* **Texto de lectura**

****************************************

Antonio Soares será el sábado el encargado de tomar el testigo de uno de los regidores más veteranos de la provincia, Mario Arto, alcalde de Mudá durante 36 años

Lleva 40 años viviendo en España, pero seguramente Antonio Soares nunca imaginó que algún día sería el encargado de coger el testigo de uno de los alcaldes más veteranos de la provincia. Ni es militante del Partido Popular, ni su ideología es de derechas, pero ante la posibilidad de que hubiera un candidato de fuera de Mudá, Toño se armó de valor y le lanzó la propuesta al actual alcalde en funciones.
Mario Arto, que puede presumir de haber estado más de medio siglo al servicio de la localidad que le vio nacer -primero como ayudante de su padre (también regidor), después como juez de paz y finalmente como concejal y alcalde-, aceptó de buen grado la iniciativa de Soares y ahora han sido los vecinos los que han decidido depositar su confianza en él. El traspaso de poderes tendrá lugar este mismo sábado y así empezará una nueva etapa que el futuro primer edil asume con responsabilidad e ilusión.

****************************************

[Listado de origen]

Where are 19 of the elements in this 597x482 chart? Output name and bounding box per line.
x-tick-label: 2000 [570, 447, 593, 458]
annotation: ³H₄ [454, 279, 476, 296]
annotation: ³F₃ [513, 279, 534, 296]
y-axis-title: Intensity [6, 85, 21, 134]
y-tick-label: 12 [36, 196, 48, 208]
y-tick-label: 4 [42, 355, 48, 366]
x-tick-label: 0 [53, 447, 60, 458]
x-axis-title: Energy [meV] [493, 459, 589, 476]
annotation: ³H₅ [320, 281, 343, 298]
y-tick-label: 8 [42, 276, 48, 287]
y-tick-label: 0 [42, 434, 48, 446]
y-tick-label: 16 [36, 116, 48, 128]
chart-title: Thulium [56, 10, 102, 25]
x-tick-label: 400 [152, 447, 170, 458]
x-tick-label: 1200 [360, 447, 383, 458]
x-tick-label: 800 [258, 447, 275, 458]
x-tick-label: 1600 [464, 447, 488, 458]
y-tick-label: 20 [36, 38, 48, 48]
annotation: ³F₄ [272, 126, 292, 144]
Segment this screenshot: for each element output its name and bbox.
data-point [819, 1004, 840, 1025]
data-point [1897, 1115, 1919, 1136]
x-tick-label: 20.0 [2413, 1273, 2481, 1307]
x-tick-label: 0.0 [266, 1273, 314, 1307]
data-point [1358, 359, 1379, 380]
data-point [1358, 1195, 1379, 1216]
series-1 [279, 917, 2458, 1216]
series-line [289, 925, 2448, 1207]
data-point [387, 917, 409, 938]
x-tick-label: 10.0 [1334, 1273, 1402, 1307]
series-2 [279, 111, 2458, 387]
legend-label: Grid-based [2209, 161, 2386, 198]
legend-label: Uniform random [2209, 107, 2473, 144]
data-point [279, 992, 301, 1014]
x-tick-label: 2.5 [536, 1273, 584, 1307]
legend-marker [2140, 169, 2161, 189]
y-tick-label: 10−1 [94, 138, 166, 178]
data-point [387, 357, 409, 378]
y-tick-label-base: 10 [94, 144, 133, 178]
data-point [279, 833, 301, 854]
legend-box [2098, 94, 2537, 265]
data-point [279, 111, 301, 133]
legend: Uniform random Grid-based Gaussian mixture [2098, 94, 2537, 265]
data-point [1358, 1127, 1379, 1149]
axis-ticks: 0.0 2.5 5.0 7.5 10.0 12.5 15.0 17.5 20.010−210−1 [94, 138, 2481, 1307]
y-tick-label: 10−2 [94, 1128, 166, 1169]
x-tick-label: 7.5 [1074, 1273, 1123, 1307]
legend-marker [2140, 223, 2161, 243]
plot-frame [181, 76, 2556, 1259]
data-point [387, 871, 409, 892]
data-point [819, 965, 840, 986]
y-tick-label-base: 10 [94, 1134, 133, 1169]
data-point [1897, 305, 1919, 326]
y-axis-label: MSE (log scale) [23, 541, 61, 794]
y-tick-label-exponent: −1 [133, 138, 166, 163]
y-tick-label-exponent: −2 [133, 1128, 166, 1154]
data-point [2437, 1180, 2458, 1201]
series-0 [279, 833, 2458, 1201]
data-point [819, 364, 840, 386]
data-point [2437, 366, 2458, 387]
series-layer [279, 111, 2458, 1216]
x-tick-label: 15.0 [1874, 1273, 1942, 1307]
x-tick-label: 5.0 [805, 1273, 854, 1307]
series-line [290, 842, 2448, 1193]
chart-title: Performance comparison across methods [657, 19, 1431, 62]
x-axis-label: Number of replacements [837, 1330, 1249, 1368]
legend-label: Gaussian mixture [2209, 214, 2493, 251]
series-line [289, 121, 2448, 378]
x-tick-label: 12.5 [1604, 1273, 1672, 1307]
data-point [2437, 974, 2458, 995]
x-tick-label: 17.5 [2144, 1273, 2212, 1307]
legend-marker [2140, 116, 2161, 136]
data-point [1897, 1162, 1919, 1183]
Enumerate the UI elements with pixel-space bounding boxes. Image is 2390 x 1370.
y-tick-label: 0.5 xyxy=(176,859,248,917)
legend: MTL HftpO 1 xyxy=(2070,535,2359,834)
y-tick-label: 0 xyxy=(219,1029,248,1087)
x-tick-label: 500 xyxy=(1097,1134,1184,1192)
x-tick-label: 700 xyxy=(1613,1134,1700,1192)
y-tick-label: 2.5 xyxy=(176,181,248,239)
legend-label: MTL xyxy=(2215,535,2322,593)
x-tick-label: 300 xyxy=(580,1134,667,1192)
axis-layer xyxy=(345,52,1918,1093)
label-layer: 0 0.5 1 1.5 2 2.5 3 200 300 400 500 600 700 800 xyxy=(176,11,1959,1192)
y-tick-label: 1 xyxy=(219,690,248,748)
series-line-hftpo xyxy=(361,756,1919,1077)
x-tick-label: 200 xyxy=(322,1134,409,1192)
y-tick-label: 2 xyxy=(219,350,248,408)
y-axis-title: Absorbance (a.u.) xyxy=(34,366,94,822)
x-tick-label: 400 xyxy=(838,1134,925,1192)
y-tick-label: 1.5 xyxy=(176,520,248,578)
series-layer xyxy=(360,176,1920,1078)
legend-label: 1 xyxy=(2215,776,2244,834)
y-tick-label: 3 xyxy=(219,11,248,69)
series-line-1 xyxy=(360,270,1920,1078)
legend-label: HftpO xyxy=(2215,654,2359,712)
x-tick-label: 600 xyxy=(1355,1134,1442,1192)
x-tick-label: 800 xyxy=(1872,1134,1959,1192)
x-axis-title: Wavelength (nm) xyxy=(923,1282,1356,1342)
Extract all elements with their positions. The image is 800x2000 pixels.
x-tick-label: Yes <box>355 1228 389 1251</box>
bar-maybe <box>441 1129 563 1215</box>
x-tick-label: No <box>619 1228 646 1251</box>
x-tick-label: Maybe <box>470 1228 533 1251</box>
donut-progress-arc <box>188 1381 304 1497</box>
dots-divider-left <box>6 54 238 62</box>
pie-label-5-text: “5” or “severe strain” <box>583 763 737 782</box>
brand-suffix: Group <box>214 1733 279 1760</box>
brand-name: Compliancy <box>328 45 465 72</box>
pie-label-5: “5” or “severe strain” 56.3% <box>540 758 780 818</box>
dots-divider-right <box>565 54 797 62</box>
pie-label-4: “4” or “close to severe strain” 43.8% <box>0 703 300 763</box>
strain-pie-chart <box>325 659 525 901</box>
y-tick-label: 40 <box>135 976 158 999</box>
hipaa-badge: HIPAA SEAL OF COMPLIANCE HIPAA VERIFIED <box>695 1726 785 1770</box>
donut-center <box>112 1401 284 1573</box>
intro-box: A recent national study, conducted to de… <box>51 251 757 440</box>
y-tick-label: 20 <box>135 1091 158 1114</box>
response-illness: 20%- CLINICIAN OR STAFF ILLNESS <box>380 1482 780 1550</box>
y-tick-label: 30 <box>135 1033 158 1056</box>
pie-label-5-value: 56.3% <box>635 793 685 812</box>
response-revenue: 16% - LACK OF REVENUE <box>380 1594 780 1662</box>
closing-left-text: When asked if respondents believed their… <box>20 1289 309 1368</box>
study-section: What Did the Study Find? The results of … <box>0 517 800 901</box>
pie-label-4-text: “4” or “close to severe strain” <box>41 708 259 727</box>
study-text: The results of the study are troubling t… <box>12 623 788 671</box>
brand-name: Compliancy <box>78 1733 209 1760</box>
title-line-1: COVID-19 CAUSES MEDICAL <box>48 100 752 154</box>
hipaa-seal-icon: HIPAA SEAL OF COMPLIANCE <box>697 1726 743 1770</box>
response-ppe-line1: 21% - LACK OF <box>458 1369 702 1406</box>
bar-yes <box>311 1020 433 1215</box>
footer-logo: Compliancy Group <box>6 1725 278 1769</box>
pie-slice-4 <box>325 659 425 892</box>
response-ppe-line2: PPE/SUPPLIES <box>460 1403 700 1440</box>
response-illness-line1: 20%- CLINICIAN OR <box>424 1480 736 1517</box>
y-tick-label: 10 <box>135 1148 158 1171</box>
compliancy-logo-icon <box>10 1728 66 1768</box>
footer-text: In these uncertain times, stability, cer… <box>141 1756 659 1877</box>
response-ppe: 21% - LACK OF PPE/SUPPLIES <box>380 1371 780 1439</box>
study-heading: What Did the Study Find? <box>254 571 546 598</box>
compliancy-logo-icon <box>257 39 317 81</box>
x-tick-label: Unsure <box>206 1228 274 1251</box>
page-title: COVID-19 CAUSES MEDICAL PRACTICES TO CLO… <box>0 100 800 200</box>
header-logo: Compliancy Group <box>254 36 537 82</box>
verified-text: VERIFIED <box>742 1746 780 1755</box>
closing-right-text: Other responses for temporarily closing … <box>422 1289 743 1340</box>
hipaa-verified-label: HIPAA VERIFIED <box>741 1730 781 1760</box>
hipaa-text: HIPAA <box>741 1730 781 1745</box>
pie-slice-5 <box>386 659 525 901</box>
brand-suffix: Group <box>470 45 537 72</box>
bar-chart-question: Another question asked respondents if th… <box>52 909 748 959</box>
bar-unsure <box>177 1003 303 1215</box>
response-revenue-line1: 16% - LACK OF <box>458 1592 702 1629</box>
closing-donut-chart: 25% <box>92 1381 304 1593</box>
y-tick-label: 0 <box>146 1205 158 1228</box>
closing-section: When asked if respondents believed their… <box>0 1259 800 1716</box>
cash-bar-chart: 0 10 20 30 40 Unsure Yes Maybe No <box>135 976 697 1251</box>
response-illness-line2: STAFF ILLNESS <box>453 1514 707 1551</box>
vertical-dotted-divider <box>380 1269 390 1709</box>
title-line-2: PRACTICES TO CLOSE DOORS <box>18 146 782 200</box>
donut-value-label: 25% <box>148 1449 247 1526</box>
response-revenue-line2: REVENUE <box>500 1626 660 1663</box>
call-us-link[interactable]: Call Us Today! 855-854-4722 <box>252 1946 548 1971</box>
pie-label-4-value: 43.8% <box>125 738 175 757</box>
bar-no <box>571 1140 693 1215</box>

****************************************

* **Actividades propuestas**
**A.** Según el texto sobre el relevo en la alcaldía de Mudá, ¿durante cuántos años ha sido Mario Arto alcalde de la localidad?
**B.** Copia del texto sobre el relevo en la alcaldía de Mudá el fragmento que comienza en "Mario Arto, que" y termina en "responsabilidad e ilusión.".
**C.** Continúa el texto sobre el relevo en la alcaldía de Mudá a partir del punto en que se detiene.
Para estas actividades no hace falta consultar el listado.

* **Resultados en orden**
**A.** Durante 36 años.

**B.**
Mario Arto, que puede presumir de haber estado más de medio siglo al servicio de la localidad que le vio nacer -primero como ayudante de su padre (también regidor), después como juez de paz y finalmente como concejal y alcalde-, aceptó de buen grado la iniciativa de Soares y ahora han sido los vecinos los que han decidido depositar su confianza en él. El traspaso de poderes tendrá lugar este mismo sábado y así empezará una nueva etapa que el futuro primer edil asume con responsabilidad e ilusión.

**C.**
"Eso sí, le he pedido a Mario que me eche una mano hasta que aterrice en el cargo. Él es el que sabe como funcionan estas cosas, así que me tendrá que ayudar, esa fue la única condición que le puse para presentarme", indica Antonio, que aunque nació en Oporto (Portugal), lleva media vida residiendo en la Montaña Palentina, donde ha tenido la oportunidad de construir su propia familia. 
De esta forma, el futuro alcalde dará continuidad a la labor realizada por Arto a lo largo de los últimos 36 años. Y es que fueron  nueve los mandatos que logró encadenar un hombre que con 81 años se ha visto obligado a decir adiós a una ocupación que, sin lugar a dudas, forma parte de su vida. Un oficio, el de estar al servicio público, que aunque no siempre ha sido fácil, ha cumplido sin cobrar sueldo alguno (solo las dietas cuando ha tenido que desplazarse a Palencia), pero con la satisfacción de trabajar por su pueblo y sus vecinos.
En este sentido, lo que Soares tiene claro es que no se va a hacer cargo de las labores de mantenimiento que antes realizaba el hoy alcalde en funciones. "Ahora hay un chico cuyo contrato nos gustaría ampliar. Así, además, generamos un puesto de trabajo", indica el sucesor de Arto, que también tiene claro que su principal objetivo en los próximos cuatro años será hacer lo posible por plantarle cara a la despoblación.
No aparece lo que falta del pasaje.